• **What to produce**: The listing must be reproduced in full, exactly as it stands.

Excerpts from a figure dataset:

*-*-*

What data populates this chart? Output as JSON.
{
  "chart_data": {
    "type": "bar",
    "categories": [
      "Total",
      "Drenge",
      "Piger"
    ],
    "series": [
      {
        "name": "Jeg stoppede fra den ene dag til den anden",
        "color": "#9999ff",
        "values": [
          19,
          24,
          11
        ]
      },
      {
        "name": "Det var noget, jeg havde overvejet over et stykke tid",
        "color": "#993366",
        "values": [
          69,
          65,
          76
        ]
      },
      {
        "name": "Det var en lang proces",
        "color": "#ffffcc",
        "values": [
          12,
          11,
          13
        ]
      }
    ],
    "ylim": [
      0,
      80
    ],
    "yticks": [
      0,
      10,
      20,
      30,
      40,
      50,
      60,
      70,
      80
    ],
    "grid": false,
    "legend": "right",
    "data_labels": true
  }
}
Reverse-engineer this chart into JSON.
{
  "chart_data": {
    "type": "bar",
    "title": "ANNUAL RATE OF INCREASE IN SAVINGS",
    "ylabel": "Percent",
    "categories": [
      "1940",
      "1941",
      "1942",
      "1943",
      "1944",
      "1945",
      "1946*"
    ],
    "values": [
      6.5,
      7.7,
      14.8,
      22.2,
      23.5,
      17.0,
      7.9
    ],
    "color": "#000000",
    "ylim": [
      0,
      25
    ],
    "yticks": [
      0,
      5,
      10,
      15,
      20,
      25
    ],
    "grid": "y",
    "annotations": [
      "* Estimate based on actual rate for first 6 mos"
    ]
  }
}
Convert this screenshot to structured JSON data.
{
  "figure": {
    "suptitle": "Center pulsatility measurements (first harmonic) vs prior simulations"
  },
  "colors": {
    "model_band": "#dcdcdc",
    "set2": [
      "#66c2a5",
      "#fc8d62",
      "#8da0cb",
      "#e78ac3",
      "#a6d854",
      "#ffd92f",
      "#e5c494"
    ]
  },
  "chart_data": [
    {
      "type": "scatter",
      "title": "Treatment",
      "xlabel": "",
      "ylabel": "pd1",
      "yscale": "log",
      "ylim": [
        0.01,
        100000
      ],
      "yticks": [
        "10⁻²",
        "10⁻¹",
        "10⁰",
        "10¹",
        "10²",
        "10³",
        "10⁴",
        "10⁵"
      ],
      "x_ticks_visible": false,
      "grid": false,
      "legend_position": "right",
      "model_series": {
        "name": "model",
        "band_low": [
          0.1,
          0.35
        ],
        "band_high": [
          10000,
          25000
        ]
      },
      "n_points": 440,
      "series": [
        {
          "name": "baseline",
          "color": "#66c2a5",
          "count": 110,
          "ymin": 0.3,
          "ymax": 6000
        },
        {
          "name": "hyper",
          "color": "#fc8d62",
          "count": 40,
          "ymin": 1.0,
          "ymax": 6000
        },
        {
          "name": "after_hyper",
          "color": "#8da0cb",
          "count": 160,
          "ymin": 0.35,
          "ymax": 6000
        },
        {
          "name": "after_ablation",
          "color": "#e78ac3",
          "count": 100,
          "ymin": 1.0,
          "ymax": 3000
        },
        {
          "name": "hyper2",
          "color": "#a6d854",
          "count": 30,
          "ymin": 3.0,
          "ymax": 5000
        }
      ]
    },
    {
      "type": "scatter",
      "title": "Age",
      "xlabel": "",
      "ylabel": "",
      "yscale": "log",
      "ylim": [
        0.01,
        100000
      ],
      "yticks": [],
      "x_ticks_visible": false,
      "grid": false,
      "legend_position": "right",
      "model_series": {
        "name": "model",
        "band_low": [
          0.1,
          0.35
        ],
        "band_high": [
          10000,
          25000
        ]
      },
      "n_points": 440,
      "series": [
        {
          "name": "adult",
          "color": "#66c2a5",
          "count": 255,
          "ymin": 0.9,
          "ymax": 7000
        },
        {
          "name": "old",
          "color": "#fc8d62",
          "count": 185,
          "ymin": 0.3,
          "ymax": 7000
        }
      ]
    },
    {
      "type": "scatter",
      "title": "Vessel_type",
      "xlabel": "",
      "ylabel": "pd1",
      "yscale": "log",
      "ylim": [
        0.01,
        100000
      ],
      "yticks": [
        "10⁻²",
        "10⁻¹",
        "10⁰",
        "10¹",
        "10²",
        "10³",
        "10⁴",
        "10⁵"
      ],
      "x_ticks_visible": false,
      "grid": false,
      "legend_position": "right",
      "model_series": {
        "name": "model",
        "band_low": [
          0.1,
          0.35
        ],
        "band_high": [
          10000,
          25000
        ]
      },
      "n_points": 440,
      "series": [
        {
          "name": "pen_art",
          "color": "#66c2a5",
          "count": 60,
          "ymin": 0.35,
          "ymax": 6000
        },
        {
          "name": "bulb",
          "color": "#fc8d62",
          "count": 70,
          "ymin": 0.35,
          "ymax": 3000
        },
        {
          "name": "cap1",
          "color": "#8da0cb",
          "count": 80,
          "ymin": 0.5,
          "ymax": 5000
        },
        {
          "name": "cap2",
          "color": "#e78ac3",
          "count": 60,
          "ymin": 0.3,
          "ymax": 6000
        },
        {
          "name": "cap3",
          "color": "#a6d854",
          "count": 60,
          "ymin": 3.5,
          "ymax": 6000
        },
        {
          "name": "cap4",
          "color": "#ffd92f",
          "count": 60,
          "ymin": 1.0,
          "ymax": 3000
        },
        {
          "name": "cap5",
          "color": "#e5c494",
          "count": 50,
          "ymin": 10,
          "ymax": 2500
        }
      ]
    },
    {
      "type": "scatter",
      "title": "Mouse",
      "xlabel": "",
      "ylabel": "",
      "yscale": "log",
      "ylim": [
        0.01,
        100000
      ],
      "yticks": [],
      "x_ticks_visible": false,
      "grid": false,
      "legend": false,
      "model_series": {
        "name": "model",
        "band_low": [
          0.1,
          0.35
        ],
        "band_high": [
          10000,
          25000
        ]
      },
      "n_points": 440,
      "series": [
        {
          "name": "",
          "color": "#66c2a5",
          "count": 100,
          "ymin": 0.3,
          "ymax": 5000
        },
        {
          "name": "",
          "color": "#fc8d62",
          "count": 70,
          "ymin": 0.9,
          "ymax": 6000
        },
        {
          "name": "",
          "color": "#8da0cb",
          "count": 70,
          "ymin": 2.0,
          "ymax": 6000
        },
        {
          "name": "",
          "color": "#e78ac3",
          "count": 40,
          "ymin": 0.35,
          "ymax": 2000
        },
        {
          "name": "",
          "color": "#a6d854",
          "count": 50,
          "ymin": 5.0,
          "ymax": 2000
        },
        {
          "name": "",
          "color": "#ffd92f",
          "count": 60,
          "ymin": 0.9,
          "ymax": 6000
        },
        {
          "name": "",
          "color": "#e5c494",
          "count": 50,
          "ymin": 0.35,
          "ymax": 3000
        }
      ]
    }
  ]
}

*-*-*

• **Exercise response**:
What data populates this chart? Output as JSON.
{
  "chart_data": {
    "type": "bar",
    "categories": [
      "Total",
      "Drenge",
      "Piger"
    ],
    "series": [
      {
        "name": "Jeg stoppede fra den ene dag til den anden",
        "color": "#9999ff",
        "values": [
          19,
          24,
          11
        ]
      },
      {
        "name": "Det var noget, jeg havde overvejet over et stykke tid",
        "color": "#993366",
        "values": [
          69,
          65,
          76
        ]
      },
      {
        "name": "Det var en lang proces",
        "color": "#ffffcc",
        "values": [
          12,
          11,
          13
        ]
      }
    ],
    "ylim": [
      0,
      80
    ],
    "yticks": [
      0,
      10,
      20,
      30,
      40,
      50,
      60,
      70,
      80
    ],
    "grid": false,
    "legend": "right",
    "data_labels": true
  }
}
Reverse-engineer this chart into JSON.
{
  "chart_data": {
    "type": "bar",
    "title": "ANNUAL RATE OF INCREASE IN SAVINGS",
    "ylabel": "Percent",
    "categories": [
      "1940",
      "1941",
      "1942",
      "1943",
      "1944",
      "1945",
      "1946*"
    ],
    "values": [
      6.5,
      7.7,
      14.8,
      22.2,
      23.5,
      17.0,
      7.9
    ],
    "color": "#000000",
    "ylim": [
      0,
      25
    ],
    "yticks": [
      0,
      5,
      10,
      15,
      20,
      25
    ],
    "grid": "y",
    "annotations": [
      "* Estimate based on actual rate for first 6 mos"
    ]
  }
}
Convert this screenshot to structured JSON data.
{
  "figure": {
    "suptitle": "Center pulsatility measurements (first harmonic) vs prior simulations"
  },
  "colors": {
    "model_band": "#dcdcdc",
    "set2": [
      "#66c2a5",
      "#fc8d62",
      "#8da0cb",
      "#e78ac3",
      "#a6d854",
      "#ffd92f",
      "#e5c494"
    ]
  },
  "chart_data": [
    {
      "type": "scatter",
      "title": "Treatment",
      "xlabel": "",
      "ylabel": "pd1",
      "yscale": "log",
      "ylim": [
        0.01,
        100000
      ],
      "yticks": [
        "10⁻²",
        "10⁻¹",
        "10⁰",
        "10¹",
        "10²",
        "10³",
        "10⁴",
        "10⁵"
      ],
      "x_ticks_visible": false,
      "grid": false,
      "legend_position": "right",
      "model_series": {
        "name": "model",
        "band_low": [
          0.1,
          0.35
        ],
        "band_high": [
          10000,
          25000
        ]
      },
      "n_points": 440,
      "series": [
        {
          "name": "baseline",
          "color": "#66c2a5",
          "count": 110,
          "ymin": 0.3,
          "ymax": 6000
        },
        {
          "name": "hyper",
          "color": "#fc8d62",
          "count": 40,
          "ymin": 1.0,
          "ymax": 6000
        },
        {
          "name": "after_hyper",
          "color": "#8da0cb",
          "count": 160,
          "ymin": 0.35,
          "ymax": 6000
        },
        {
          "name": "after_ablation",
          "color": "#e78ac3",
          "count": 100,
          "ymin": 1.0,
          "ymax": 3000
        },
        {
          "name": "hyper2",
          "color": "#a6d854",
          "count": 30,
          "ymin": 3.0,
          "ymax": 5000
        }
      ]
    },
    {
      "type": "scatter",
      "title": "Age",
      "xlabel": "",
      "ylabel": "",
      "yscale": "log",
      "ylim": [
        0.01,
        100000
      ],
      "yticks": [],
      "x_ticks_visible": false,
      "grid": false,
      "legend_position": "right",
      "model_series": {
        "name": "model",
        "band_low": [
          0.1,
          0.35
        ],
        "band_high": [
          10000,
          25000
        ]
      },
      "n_points": 440,
      "series": [
        {
          "name": "adult",
          "color": "#66c2a5",
          "count": 255,
          "ymin": 0.9,
          "ymax": 7000
        },
        {
          "name": "old",
          "color": "#fc8d62",
          "count": 185,
          "ymin": 0.3,
          "ymax": 7000
        }
      ]
    },
    {
      "type": "scatter",
      "title": "Vessel_type",
      "xlabel": "",
      "ylabel": "pd1",
      "yscale": "log",
      "ylim": [
        0.01,
        100000
      ],
      "yticks": [
        "10⁻²",
        "10⁻¹",
        "10⁰",
        "10¹",
        "10²",
        "10³",
        "10⁴",
        "10⁵"
      ],
      "x_ticks_visible": false,
      "grid": false,
      "legend_position": "right",
      "model_series": {
        "name": "model",
        "band_low": [
          0.1,
          0.35
        ],
        "band_high": [
          10000,
          25000
        ]
      },
      "n_points": 440,
      "series": [
        {
          "name": "pen_art",
          "color": "#66c2a5",
          "count": 60,
          "ymin": 0.35,
          "ymax": 6000
        },
        {
          "name": "bulb",
          "color": "#fc8d62",
          "count": 70,
          "ymin": 0.35,
          "ymax": 3000
        },
        {
          "name": "cap1",
          "color": "#8da0cb",
          "count": 80,
          "ymin": 0.5,
          "ymax": 5000
        },
        {
          "name": "cap2",
          "color": "#e78ac3",
          "count": 60,
          "ymin": 0.3,
          "ymax": 6000
        },
        {
          "name": "cap3",
          "color": "#a6d854",
          "count": 60,
          "ymin": 3.5,
          "ymax": 6000
        },
        {
          "name": "cap4",
          "color": "#ffd92f",
          "count": 60,
          "ymin": 1.0,
          "ymax": 3000
        },
        {
          "name": "cap5",
          "color": "#e5c494",
          "count": 50,
          "ymin": 10,
          "ymax": 2500
        }
      ]
    },
    {
      "type": "scatter",
      "title": "Mouse",
      "xlabel": "",
      "ylabel": "",
      "yscale": "log",
      "ylim": [
        0.01,
        100000
      ],
      "yticks": [],
      "x_ticks_visible": false,
      "grid": false,
      "legend": false,
      "model_series": {
        "name": "model",
        "band_low": [
          0.1,
          0.35
        ],
        "band_high": [
          10000,
          25000
        ]
      },
      "n_points": 440,
      "series": [
        {
          "name": "",
          "color": "#66c2a5",
          "count": 100,
          "ymin": 0.3,
          "ymax": 5000
        },
        {
          "name": "",
          "color": "#fc8d62",
          "count": 70,
          "ymin": 0.9,
          "ymax": 6000
        },
        {
          "name": "",
          "color": "#8da0cb",
          "count": 70,
          "ymin": 2.0,
          "ymax": 6000
        },
        {
          "name": "",
          "color": "#e78ac3",
          "count": 40,
          "ymin": 0.35,
          "ymax": 2000
        },
        {
          "name": "",
          "color": "#a6d854",
          "count": 50,
          "ymin": 5.0,
          "ymax": 2000
        },
        {
          "name": "",
          "color": "#ffd92f",
          "count": 60,
          "ymin": 0.9,
          "ymax": 6000
        },
        {
          "name": "",
          "color": "#e5c494",
          "count": 50,
          "ymin": 0.35,
          "ymax": 3000
        }
      ]
    }
  ]
}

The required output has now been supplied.